問題 A ▸ 本文に書かれているニコン「Z6III」の重さを答えなさい。
問題 B ▸ 本文のうち、「ニコンからフルサイズの中級機」を含む語句で始まり「は不要ではと思わせてくれた。」で終わる部分を、一字も変えずに書き写しなさい。

本文 ▸

-- -- --

576万ドット/120fpsのEVFを搭載

ニコンからフルサイズの中級機である「Z6III」が発売された。「Z8」よりも軽量の約760gで、一部では「Z9」を上回る性能を発揮する高性能なモデルに仕上がっているが、私が驚いたのはその電子ビューファインダーである。色が深い。濃厚に見える。コダクロームのフィルムを使ったような発色である。解像度が非常に高いため光学ファインダーをのぞいていると錯覚しそうだ。ここまで来れば一眼レフは不要ではと思わせてくれた。

EVFが違うだけで、見える景色が変わってくる。撮れる画像もこれと同じなのだろか? 当然、同じEVFで再生してみると濃厚な発色はそのまま再現された。PCのモニターもこの発色のままなら、これは魅力的なミラーレスと言える。今回、採用された部分積層型CMOSセンサーの恩恵なのかもしれないが、あるいはsRGBを超える広色域表示に対応したのが原因なのか。とにかく実写してみたいので、交換レンズ3本を加えてニコン「Z6III」を借用して、写真家 小平尚典さんと共に麻布台ヒルズ付近を散策した。

-- -- --

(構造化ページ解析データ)
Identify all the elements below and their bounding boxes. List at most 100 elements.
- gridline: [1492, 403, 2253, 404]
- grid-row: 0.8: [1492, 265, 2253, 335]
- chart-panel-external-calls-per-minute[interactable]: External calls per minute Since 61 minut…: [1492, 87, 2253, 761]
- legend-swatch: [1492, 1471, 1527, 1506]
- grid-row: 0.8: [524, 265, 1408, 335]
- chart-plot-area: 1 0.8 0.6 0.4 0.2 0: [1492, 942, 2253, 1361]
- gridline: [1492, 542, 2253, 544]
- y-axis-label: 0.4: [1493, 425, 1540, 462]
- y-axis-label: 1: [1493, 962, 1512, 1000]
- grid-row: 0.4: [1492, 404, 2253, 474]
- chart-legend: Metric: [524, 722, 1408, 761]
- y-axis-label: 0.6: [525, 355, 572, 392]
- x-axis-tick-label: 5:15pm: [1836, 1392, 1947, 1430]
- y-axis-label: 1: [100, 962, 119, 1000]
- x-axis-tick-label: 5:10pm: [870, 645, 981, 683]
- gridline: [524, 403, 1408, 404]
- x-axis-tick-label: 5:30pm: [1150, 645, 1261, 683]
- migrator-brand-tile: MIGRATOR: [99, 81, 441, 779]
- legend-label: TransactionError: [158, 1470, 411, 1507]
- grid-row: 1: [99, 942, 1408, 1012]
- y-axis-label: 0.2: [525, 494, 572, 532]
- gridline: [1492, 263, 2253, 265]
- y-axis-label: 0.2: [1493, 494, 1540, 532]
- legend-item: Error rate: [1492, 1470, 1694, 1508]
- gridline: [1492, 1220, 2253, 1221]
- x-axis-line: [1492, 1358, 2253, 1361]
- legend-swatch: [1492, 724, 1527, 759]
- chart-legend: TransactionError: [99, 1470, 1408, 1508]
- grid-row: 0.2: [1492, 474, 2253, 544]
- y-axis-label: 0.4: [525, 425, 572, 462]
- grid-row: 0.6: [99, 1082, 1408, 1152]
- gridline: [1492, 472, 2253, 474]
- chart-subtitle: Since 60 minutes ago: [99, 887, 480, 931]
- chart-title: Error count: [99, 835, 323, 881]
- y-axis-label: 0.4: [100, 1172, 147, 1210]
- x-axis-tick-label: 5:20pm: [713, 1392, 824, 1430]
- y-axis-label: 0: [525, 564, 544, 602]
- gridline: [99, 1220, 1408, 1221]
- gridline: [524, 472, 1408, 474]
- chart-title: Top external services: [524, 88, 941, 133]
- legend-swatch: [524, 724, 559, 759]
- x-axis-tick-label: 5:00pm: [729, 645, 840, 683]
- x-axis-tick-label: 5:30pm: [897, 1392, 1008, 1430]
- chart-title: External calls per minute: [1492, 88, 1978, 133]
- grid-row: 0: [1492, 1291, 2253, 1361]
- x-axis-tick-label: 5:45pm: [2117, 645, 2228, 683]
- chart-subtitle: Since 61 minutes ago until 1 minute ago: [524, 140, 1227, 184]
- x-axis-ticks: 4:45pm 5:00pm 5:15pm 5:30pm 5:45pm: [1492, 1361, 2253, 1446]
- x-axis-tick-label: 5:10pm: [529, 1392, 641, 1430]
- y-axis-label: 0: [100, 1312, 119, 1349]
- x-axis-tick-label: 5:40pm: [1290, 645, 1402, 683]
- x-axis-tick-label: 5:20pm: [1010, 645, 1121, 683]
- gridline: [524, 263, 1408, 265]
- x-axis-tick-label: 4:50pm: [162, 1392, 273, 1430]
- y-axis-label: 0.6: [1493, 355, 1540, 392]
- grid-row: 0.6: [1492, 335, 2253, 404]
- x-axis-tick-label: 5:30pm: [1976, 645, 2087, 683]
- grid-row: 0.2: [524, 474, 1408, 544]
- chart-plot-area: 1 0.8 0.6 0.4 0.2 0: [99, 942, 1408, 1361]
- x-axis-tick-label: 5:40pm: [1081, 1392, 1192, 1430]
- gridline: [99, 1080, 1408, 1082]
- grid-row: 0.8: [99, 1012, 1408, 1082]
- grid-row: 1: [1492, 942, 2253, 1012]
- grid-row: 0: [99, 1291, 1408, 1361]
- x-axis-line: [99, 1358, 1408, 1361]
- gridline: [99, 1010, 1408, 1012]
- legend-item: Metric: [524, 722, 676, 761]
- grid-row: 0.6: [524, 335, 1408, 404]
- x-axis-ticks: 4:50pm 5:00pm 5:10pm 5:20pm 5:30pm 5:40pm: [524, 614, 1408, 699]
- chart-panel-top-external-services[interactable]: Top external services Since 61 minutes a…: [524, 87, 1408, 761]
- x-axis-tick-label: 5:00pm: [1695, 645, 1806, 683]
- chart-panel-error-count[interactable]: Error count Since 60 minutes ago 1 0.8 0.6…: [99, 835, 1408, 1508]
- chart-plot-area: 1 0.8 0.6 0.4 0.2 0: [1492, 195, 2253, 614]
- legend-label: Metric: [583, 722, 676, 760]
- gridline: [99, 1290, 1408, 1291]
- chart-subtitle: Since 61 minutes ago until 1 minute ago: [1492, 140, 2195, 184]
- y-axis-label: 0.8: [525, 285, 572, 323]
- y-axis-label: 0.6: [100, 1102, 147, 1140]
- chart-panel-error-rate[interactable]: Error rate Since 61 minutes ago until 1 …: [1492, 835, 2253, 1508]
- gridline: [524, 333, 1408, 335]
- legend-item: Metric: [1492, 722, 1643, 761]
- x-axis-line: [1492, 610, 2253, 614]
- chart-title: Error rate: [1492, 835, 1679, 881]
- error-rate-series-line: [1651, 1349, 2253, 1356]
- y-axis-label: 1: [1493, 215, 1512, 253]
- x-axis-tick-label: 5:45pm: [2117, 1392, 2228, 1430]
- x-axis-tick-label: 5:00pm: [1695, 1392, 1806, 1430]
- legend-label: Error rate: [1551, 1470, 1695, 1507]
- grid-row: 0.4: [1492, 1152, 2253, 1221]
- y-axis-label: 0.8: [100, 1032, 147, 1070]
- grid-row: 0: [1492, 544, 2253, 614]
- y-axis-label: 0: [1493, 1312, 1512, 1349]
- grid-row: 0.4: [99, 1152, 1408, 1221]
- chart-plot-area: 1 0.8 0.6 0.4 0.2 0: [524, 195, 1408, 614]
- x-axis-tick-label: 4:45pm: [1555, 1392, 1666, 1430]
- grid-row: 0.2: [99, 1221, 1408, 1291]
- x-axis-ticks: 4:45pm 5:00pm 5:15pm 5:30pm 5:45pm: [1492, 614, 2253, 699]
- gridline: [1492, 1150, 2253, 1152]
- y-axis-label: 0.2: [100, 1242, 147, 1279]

-- -- --

解答 A ▸ 約760g

解答 B ▸
ニコンからフルサイズの中級機である「Z6III」が発売された。「Z8」よりも軽量の約760gで、一部では「Z9」を上回る性能を発揮する高性能なモデルに仕上がっているが、私が驚いたのはその電子ビューファインダーである。色が深い。濃厚に見える。コダクロームのフィルムを使ったような発色である。解像度が非常に高いため光学ファインダーをのぞいていると錯覚しそうだ。ここまで来れば一眼レフは不要ではと思わせてくれた。